THE EXERCISE: Print the entries below word for word; the pictures stay out of your copy.

LISTED ENTRIES:
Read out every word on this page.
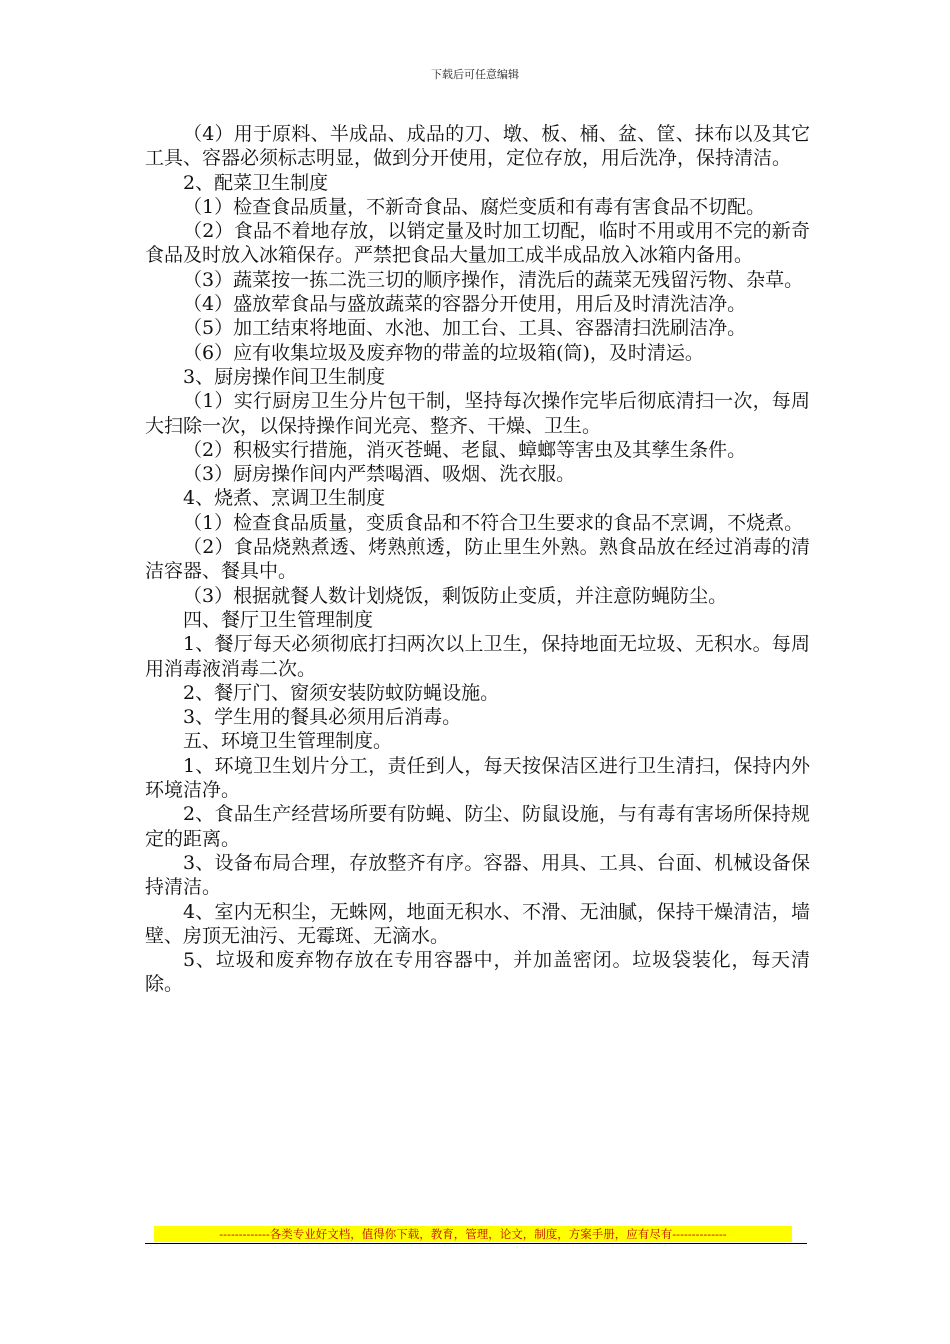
下载后可任意编辑

（4）用于原料、半成品、成品的刀、墩、板、桶、盆、筐、抹布以及其它工具、容器必须标志明显，做到分开使用，定位存放，用后洗净，保持清洁。

2、配菜卫生制度

（1）检查食品质量，不新奇食品、腐烂变质和有毒有害食品不切配。

（2）食品不着地存放，以销定量及时加工切配，临时不用或用不完的新奇食品及时放入冰箱保存。严禁把食品大量加工成半成品放入冰箱内备用。

（3）蔬菜按一拣二洗三切的顺序操作，清洗后的蔬菜无残留污物、杂草。

（4）盛放荤食品与盛放蔬菜的容器分开使用，用后及时清洗洁净。

（5）加工结束将地面、水池、加工台、工具、容器清扫洗刷洁净。

（6）应有收集垃圾及废弃物的带盖的垃圾箱(筒)，及时清运。

3、厨房操作间卫生制度

（1）实行厨房卫生分片包干制，坚持每次操作完毕后彻底清扫一次，每周大扫除一次，以保持操作间光亮、整齐、干燥、卫生。

（2）积极实行措施，消灭苍蝇、老鼠、蟑螂等害虫及其孳生条件。

（3）厨房操作间内严禁喝酒、吸烟、洗衣服。

4、烧煮、烹调卫生制度

（1）检查食品质量，变质食品和不符合卫生要求的食品不烹调，不烧煮。

（2）食品烧熟煮透、烤熟煎透，防止里生外熟。熟食品放在经过消毒的清洁容器、餐具中。

（3）根据就餐人数计划烧饭，剩饭防止变质，并注意防蝇防尘。

四、餐厅卫生管理制度

1、餐厅每天必须彻底打扫两次以上卫生，保持地面无垃圾、无积水。每周用消毒液消毒二次。

2、餐厅门、窗须安装防蚊防蝇设施。

3、学生用的餐具必须用后消毒。

五、环境卫生管理制度。

1、环境卫生划片分工，责任到人，每天按保洁区进行卫生清扫，保持内外环境洁净。

2、食品生产经营场所要有防蝇、防尘、防鼠设施，与有毒有害场所保持规定的距离。

3、设备布局合理，存放整齐有序。容器、用具、工具、台面、机械设备保持清洁。

4、室内无积尘，无蛛网，地面无积水、不滑、无油腻，保持干燥清洁，墙壁、房顶无油污、无霉斑、无滴水。

5、垃圾和废弃物存放在专用容器中，并加盖密闭。垃圾袋装化，每天清除。

-------------各类专业好文档，值得你下载，教育，管理，论文，制度，方案手册，应有尽有--------------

TASK RESPONSE:
Read out every word on this page.
下载后可任意编辑

（4）用于原料、半成品、成品的刀、墩、板、桶、盆、筐、抹布以及其它工具、容器必须标志明显，做到分开使用，定位存放，用后洗净，保持清洁。

2、配菜卫生制度

（1）检查食品质量，不新奇食品、腐烂变质和有毒有害食品不切配。

（2）食品不着地存放，以销定量及时加工切配，临时不用或用不完的新奇食品及时放入冰箱保存。严禁把食品大量加工成半成品放入冰箱内备用。

（3）蔬菜按一拣二洗三切的顺序操作，清洗后的蔬菜无残留污物、杂草。

（4）盛放荤食品与盛放蔬菜的容器分开使用，用后及时清洗洁净。

（5）加工结束将地面、水池、加工台、工具、容器清扫洗刷洁净。

（6）应有收集垃圾及废弃物的带盖的垃圾箱(筒)，及时清运。

3、厨房操作间卫生制度

（1）实行厨房卫生分片包干制，坚持每次操作完毕后彻底清扫一次，每周大扫除一次，以保持操作间光亮、整齐、干燥、卫生。

（2）积极实行措施，消灭苍蝇、老鼠、蟑螂等害虫及其孳生条件。

（3）厨房操作间内严禁喝酒、吸烟、洗衣服。

4、烧煮、烹调卫生制度

（1）检查食品质量，变质食品和不符合卫生要求的食品不烹调，不烧煮。

（2）食品烧熟煮透、烤熟煎透，防止里生外熟。熟食品放在经过消毒的清洁容器、餐具中。

（3）根据就餐人数计划烧饭，剩饭防止变质，并注意防蝇防尘。

四、餐厅卫生管理制度

1、餐厅每天必须彻底打扫两次以上卫生，保持地面无垃圾、无积水。每周用消毒液消毒二次。

2、餐厅门、窗须安装防蚊防蝇设施。

3、学生用的餐具必须用后消毒。

五、环境卫生管理制度。

1、环境卫生划片分工，责任到人，每天按保洁区进行卫生清扫，保持内外环境洁净。

2、食品生产经营场所要有防蝇、防尘、防鼠设施，与有毒有害场所保持规定的距离。

3、设备布局合理，存放整齐有序。容器、用具、工具、台面、机械设备保持清洁。

4、室内无积尘，无蛛网，地面无积水、不滑、无油腻，保持干燥清洁，墙壁、房顶无油污、无霉斑、无滴水。

5、垃圾和废弃物存放在专用容器中，并加盖密闭。垃圾袋装化，每天清除。

-------------各类专业好文档，值得你下载，教育，管理，论文，制度，方案手册，应有尽有--------------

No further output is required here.